• What the task requires: Locate and copy all lines bearing the word "龙马精神".
*** Given records
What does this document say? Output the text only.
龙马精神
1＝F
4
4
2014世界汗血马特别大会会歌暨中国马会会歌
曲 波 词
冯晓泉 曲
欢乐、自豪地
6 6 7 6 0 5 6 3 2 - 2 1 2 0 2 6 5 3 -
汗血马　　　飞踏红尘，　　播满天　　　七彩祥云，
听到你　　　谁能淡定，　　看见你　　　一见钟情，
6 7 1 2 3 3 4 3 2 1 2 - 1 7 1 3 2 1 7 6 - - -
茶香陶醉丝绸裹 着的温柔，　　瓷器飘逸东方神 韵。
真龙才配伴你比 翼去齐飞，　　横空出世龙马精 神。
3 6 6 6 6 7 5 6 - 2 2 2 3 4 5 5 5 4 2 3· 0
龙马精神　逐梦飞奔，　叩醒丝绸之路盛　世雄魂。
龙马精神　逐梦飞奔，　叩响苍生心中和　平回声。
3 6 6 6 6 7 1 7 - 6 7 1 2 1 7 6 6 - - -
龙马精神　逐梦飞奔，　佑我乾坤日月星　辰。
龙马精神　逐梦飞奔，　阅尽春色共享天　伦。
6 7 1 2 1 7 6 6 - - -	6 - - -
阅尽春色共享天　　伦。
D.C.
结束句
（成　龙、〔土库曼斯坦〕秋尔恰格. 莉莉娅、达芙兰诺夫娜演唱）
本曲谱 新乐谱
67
******
• The solution:
龙马精神
龙马精神　逐梦飞奔，　叩醒丝绸之路盛　世雄魂。
龙马精神　逐梦飞奔，　叩响苍生心中和　平回声。
龙马精神　逐梦飞奔，　佑我乾坤日月星　辰。
龙马精神　逐梦飞奔，　阅尽春色共享天　伦。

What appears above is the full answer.